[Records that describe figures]
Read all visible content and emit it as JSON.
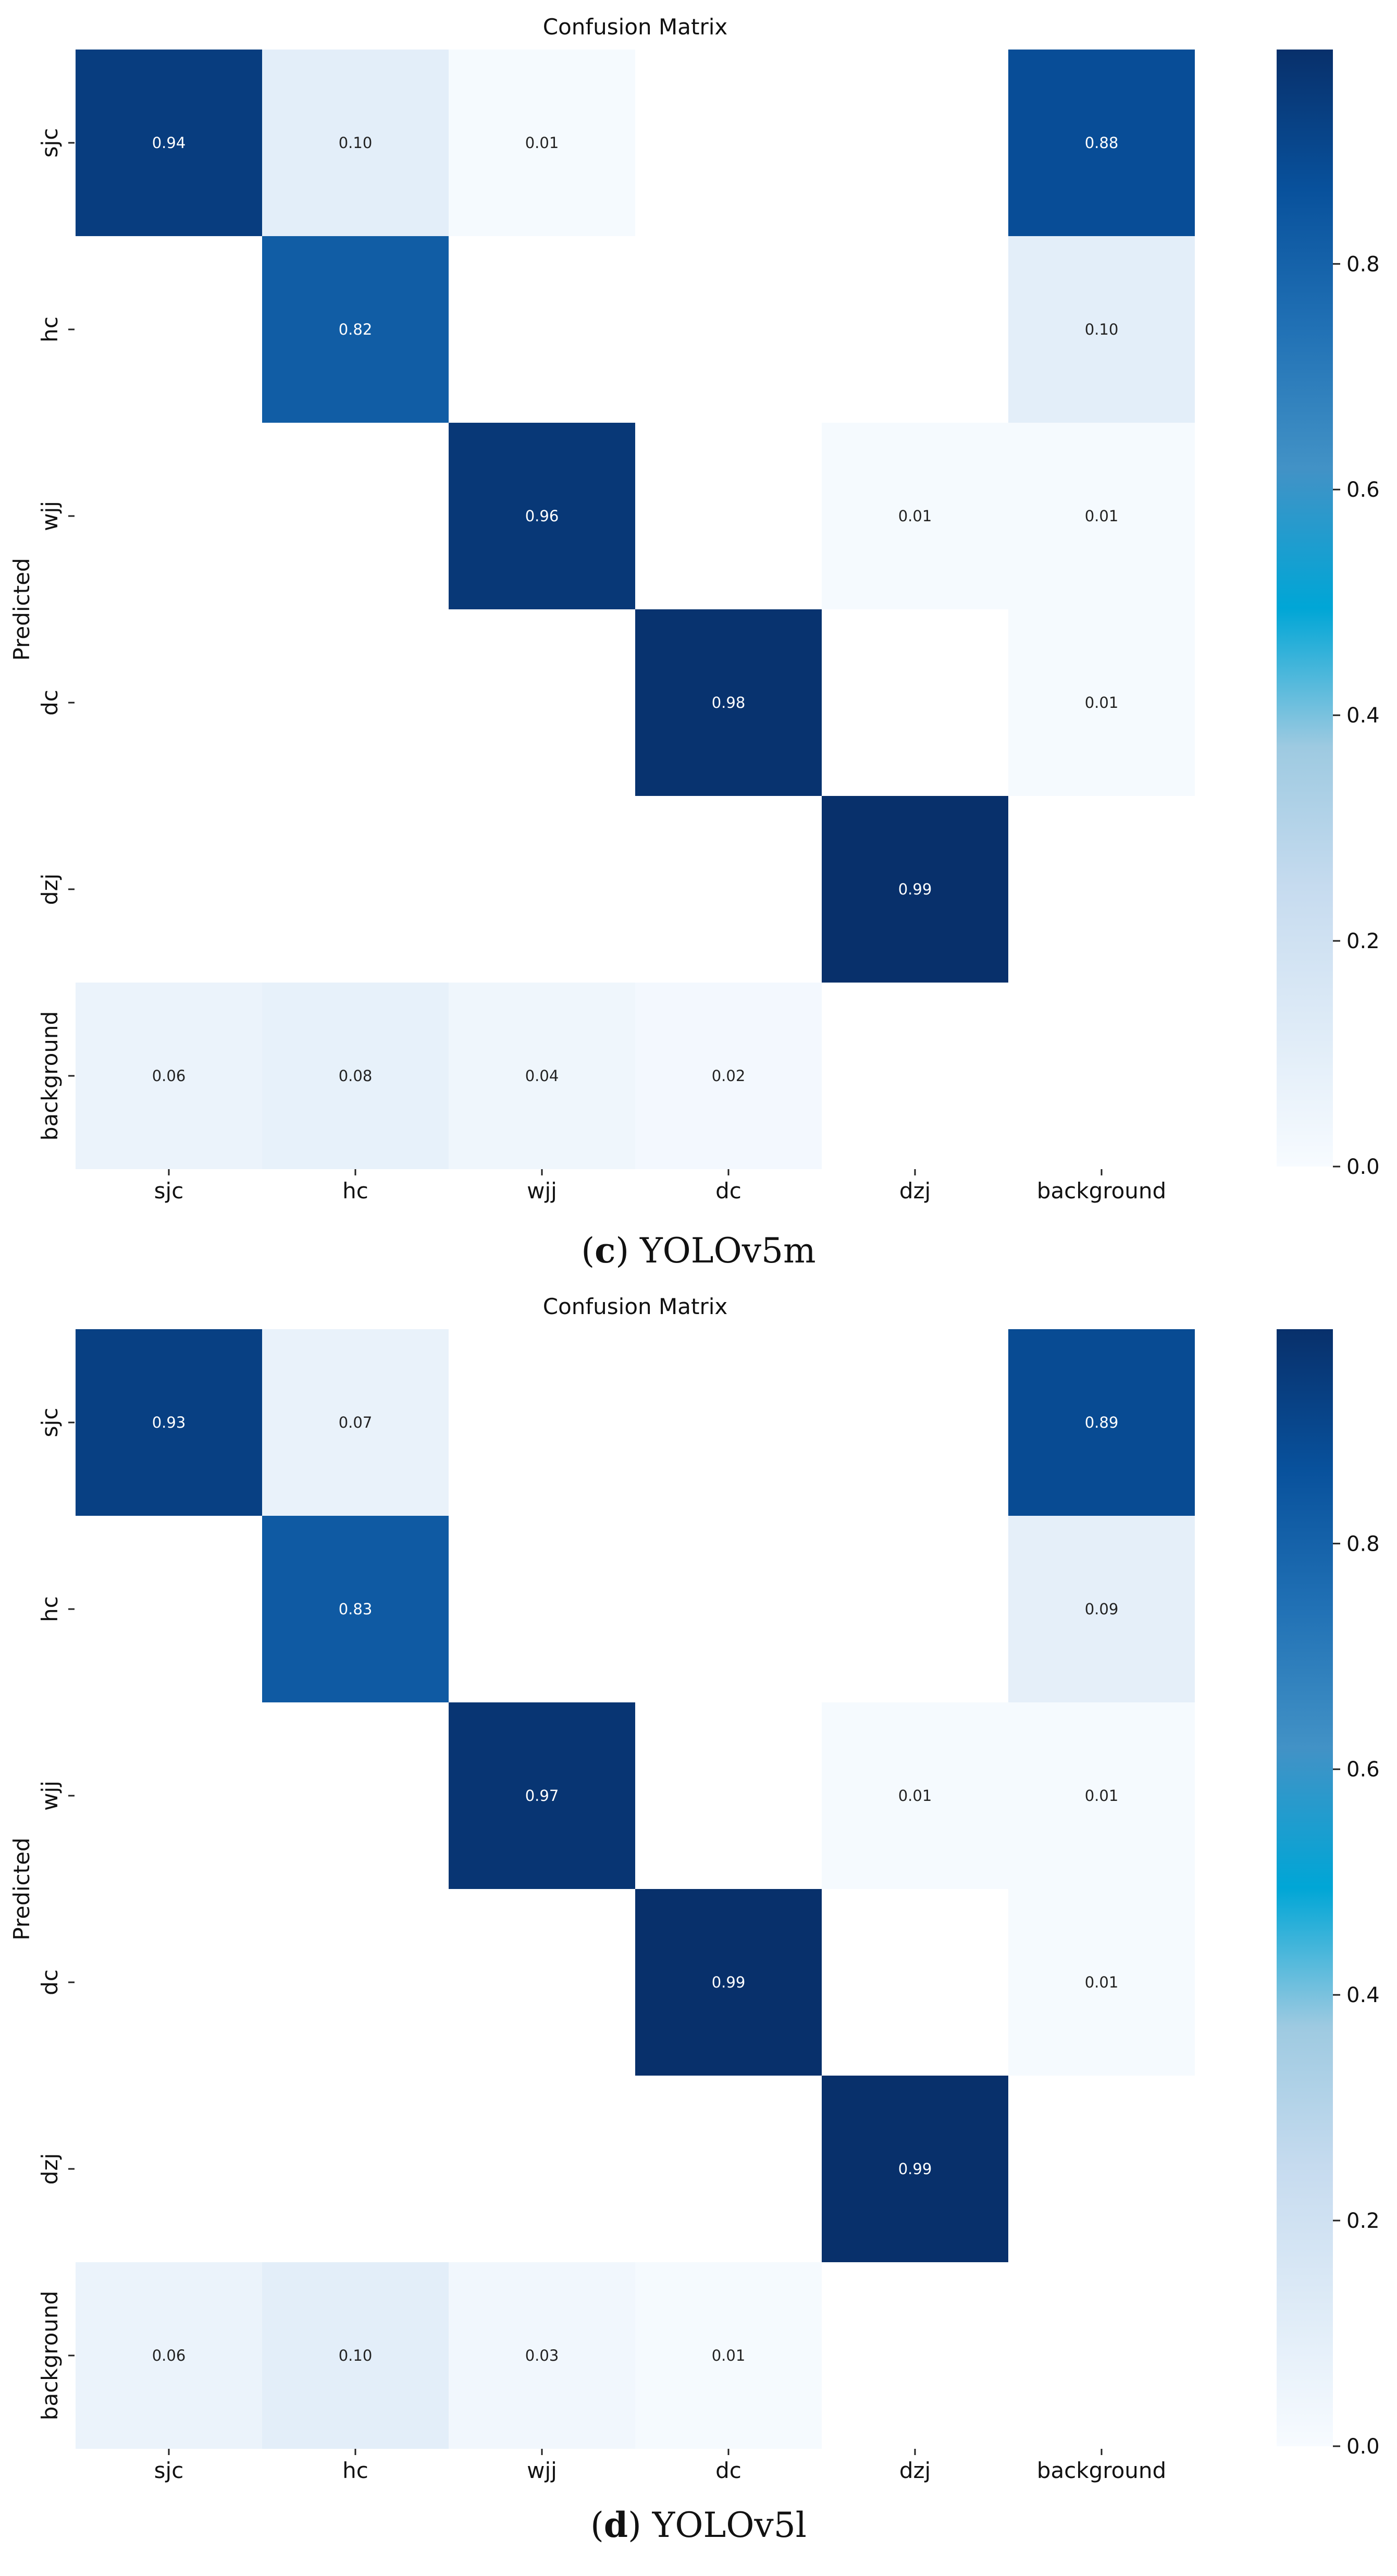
{
  "chart_data": [
    {
      "type": "heatmap",
      "title": "Confusion Matrix",
      "ylabel": "Predicted",
      "xlabel": "",
      "x_categories": [
        "sjc",
        "hc",
        "wjj",
        "dc",
        "dzj",
        "background"
      ],
      "y_categories": [
        "sjc",
        "hc",
        "wjj",
        "dc",
        "dzj",
        "background"
      ],
      "values": [
        [
          0.94,
          0.1,
          0.01,
          null,
          null,
          0.88
        ],
        [
          null,
          0.82,
          null,
          null,
          null,
          0.1
        ],
        [
          null,
          null,
          0.96,
          null,
          0.01,
          0.01
        ],
        [
          null,
          null,
          null,
          0.98,
          null,
          0.01
        ],
        [
          null,
          null,
          null,
          null,
          0.99,
          null
        ],
        [
          0.06,
          0.08,
          0.04,
          0.02,
          null,
          null
        ]
      ],
      "color_range": [
        0.0,
        1.0
      ],
      "colorbar_ticks": [
        "0.0",
        "0.2",
        "0.4",
        "0.6",
        "0.8"
      ],
      "caption_letter": "c",
      "caption_text": " YOLOv5m"
    },
    {
      "type": "heatmap",
      "title": "Confusion Matrix",
      "ylabel": "Predicted",
      "xlabel": "",
      "x_categories": [
        "sjc",
        "hc",
        "wjj",
        "dc",
        "dzj",
        "background"
      ],
      "y_categories": [
        "sjc",
        "hc",
        "wjj",
        "dc",
        "dzj",
        "background"
      ],
      "values": [
        [
          0.93,
          0.07,
          null,
          null,
          null,
          0.89
        ],
        [
          null,
          0.83,
          null,
          null,
          null,
          0.09
        ],
        [
          null,
          null,
          0.97,
          null,
          0.01,
          0.01
        ],
        [
          null,
          null,
          null,
          0.99,
          null,
          0.01
        ],
        [
          null,
          null,
          null,
          null,
          0.99,
          null
        ],
        [
          0.06,
          0.1,
          0.03,
          0.01,
          null,
          null
        ]
      ],
      "color_range": [
        0.0,
        1.0
      ],
      "colorbar_ticks": [
        "0.0",
        "0.2",
        "0.4",
        "0.6",
        "0.8"
      ],
      "caption_letter": "d",
      "caption_text": " YOLOv5l"
    }
  ]
}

> YOUR OBJECTIVE:
Every line of the data above should be quoted exactly. Omit the pictures.

> SOLUTION TO THE EXERCISE:
Read all visible content and emit it as JSON.
{
  "chart_data": [
    {
      "type": "heatmap",
      "title": "Confusion Matrix",
      "ylabel": "Predicted",
      "xlabel": "",
      "x_categories": [
        "sjc",
        "hc",
        "wjj",
        "dc",
        "dzj",
        "background"
      ],
      "y_categories": [
        "sjc",
        "hc",
        "wjj",
        "dc",
        "dzj",
        "background"
      ],
      "values": [
        [
          0.94,
          0.1,
          0.01,
          null,
          null,
          0.88
        ],
        [
          null,
          0.82,
          null,
          null,
          null,
          0.1
        ],
        [
          null,
          null,
          0.96,
          null,
          0.01,
          0.01
        ],
        [
          null,
          null,
          null,
          0.98,
          null,
          0.01
        ],
        [
          null,
          null,
          null,
          null,
          0.99,
          null
        ],
        [
          0.06,
          0.08,
          0.04,
          0.02,
          null,
          null
        ]
      ],
      "color_range": [
        0.0,
        1.0
      ],
      "colorbar_ticks": [
        "0.0",
        "0.2",
        "0.4",
        "0.6",
        "0.8"
      ],
      "caption_letter": "c",
      "caption_text": " YOLOv5m"
    },
    {
      "type": "heatmap",
      "title": "Confusion Matrix",
      "ylabel": "Predicted",
      "xlabel": "",
      "x_categories": [
        "sjc",
        "hc",
        "wjj",
        "dc",
        "dzj",
        "background"
      ],
      "y_categories": [
        "sjc",
        "hc",
        "wjj",
        "dc",
        "dzj",
        "background"
      ],
      "values": [
        [
          0.93,
          0.07,
          null,
          null,
          null,
          0.89
        ],
        [
          null,
          0.83,
          null,
          null,
          null,
          0.09
        ],
        [
          null,
          null,
          0.97,
          null,
          0.01,
          0.01
        ],
        [
          null,
          null,
          null,
          0.99,
          null,
          0.01
        ],
        [
          null,
          null,
          null,
          null,
          0.99,
          null
        ],
        [
          0.06,
          0.1,
          0.03,
          0.01,
          null,
          null
        ]
      ],
      "color_range": [
        0.0,
        1.0
      ],
      "colorbar_ticks": [
        "0.0",
        "0.2",
        "0.4",
        "0.6",
        "0.8"
      ],
      "caption_letter": "d",
      "caption_text": " YOLOv5l"
    }
  ]
}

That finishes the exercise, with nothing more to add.